JOB:
Write out the material exactly, without any of its pictures.

LISTING:
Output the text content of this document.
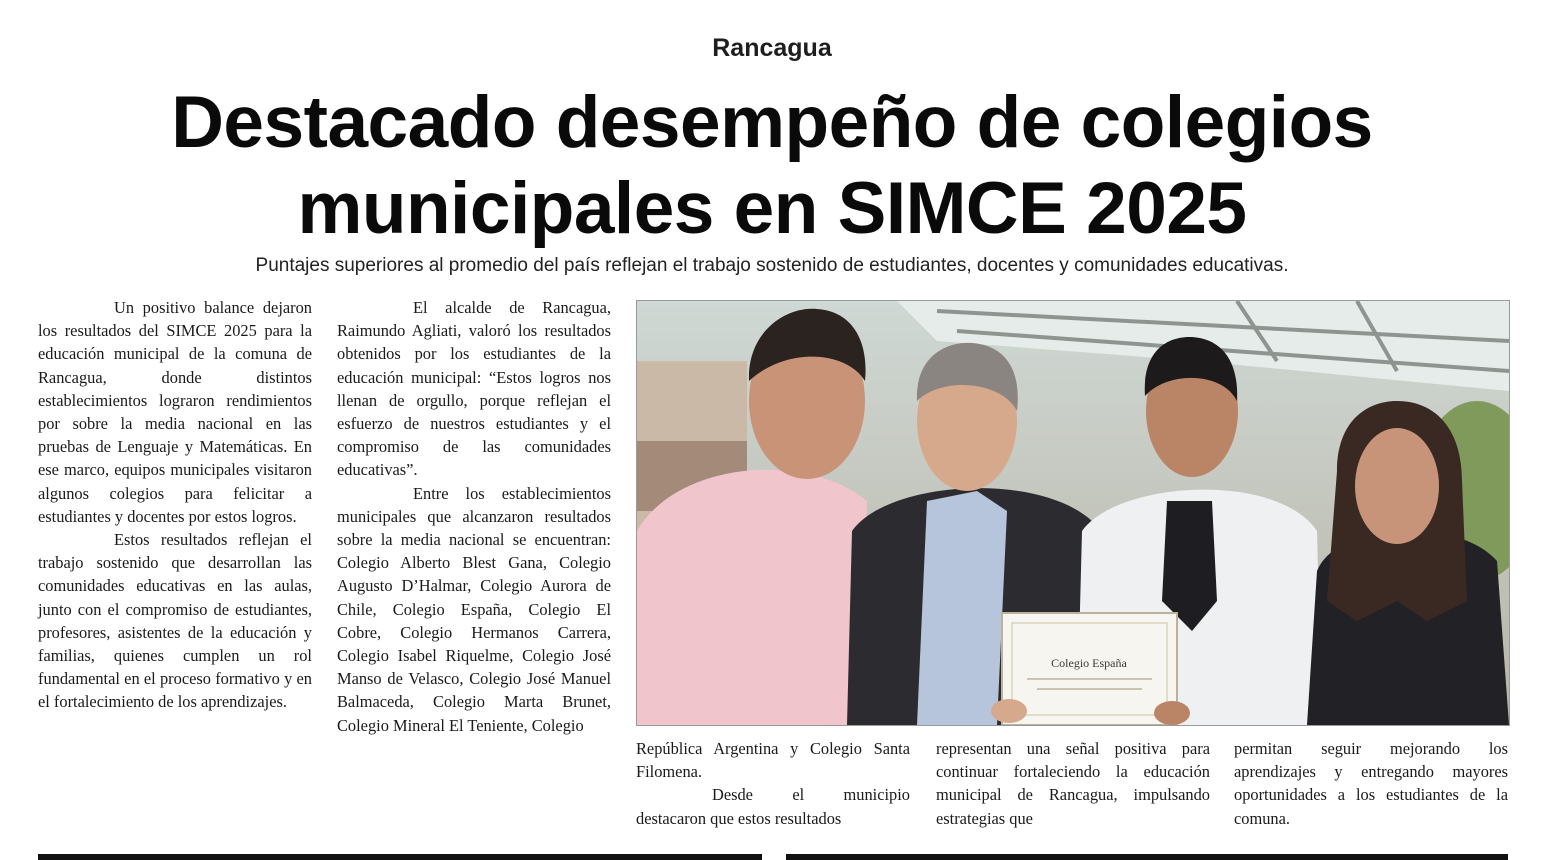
Rancagua
Destacado desempeño de colegios
municipales en SIMCE 2025
Puntajes superiores al promedio del país reflejan el trabajo sostenido de estudiantes, docentes y comunidades educativas.

Un positivo balance dejaron los resultados del SIMCE 2025 para la educación municipal de la comuna de Rancagua, donde distintos establecimientos lograron rendimientos por sobre la media nacional en las pruebas de Lenguaje y Matemáticas. En ese marco, equipos municipales visitaron algunos colegios para felicitar a estudiantes y docentes por estos logros.

Estos resultados reflejan el trabajo sostenido que desarrollan las comunidades educativas en las aulas, junto con el compromiso de estudiantes, profesores, asistentes de la educación y familias, quienes cumplen un rol fundamental en el proceso formativo y en el fortalecimiento de los aprendizajes.

El alcalde de Rancagua, Raimundo Agliati, valoró los resultados obtenidos por los estudiantes de la educación municipal: “Estos logros nos llenan de orgullo, porque reflejan el esfuerzo de nuestros estudiantes y el compromiso de las comunidades educativas”.

Entre los establecimientos municipales que alcanzaron resultados sobre la media nacional se encuentran: Colegio Alberto Blest Gana, Colegio Augusto D’Halmar, Colegio Aurora de Chile, Colegio España, Colegio El Cobre, Colegio Hermanos Carrera, Colegio Isabel Riquelme, Colegio José Manso de Velasco, Colegio José Manuel Balmaceda, Colegio Marta Brunet, Colegio Mineral El Teniente, Colegio

Colegio España

República Argentina y Colegio Santa Filomena.

Desde el municipio destacaron que estos resultados

representan una señal positiva para continuar fortaleciendo la educación municipal de Rancagua, impulsando estrategias que

permitan seguir mejorando los aprendizajes y entregando mayores oportunidades a los estudiantes de la comuna.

OUTPUT OF THE EXERCISE:
Output the text content of this document.
Rancagua
Destacado desempeño de colegios
municipales en SIMCE 2025
Puntajes superiores al promedio del país reflejan el trabajo sostenido de estudiantes, docentes y comunidades educativas.

Un positivo balance dejaron los resultados del SIMCE 2025 para la educación municipal de la comuna de Rancagua, donde distintos establecimientos lograron rendimientos por sobre la media nacional en las pruebas de Lenguaje y Matemáticas. En ese marco, equipos municipales visitaron algunos colegios para felicitar a estudiantes y docentes por estos logros.

Estos resultados reflejan el trabajo sostenido que desarrollan las comunidades educativas en las aulas, junto con el compromiso de estudiantes, profesores, asistentes de la educación y familias, quienes cumplen un rol fundamental en el proceso formativo y en el fortalecimiento de los aprendizajes.

El alcalde de Rancagua, Raimundo Agliati, valoró los resultados obtenidos por los estudiantes de la educación municipal: “Estos logros nos llenan de orgullo, porque reflejan el esfuerzo de nuestros estudiantes y el compromiso de las comunidades educativas”.

Entre los establecimientos municipales que alcanzaron resultados sobre la media nacional se encuentran: Colegio Alberto Blest Gana, Colegio Augusto D’Halmar, Colegio Aurora de Chile, Colegio España, Colegio El Cobre, Colegio Hermanos Carrera, Colegio Isabel Riquelme, Colegio José Manso de Velasco, Colegio José Manuel Balmaceda, Colegio Marta Brunet, Colegio Mineral El Teniente, Colegio

Colegio España

República Argentina y Colegio Santa Filomena.

Desde el municipio destacaron que estos resultados

representan una señal positiva para continuar fortaleciendo la educación municipal de Rancagua, impulsando estrategias que

permitan seguir mejorando los aprendizajes y entregando mayores oportunidades a los estudiantes de la comuna.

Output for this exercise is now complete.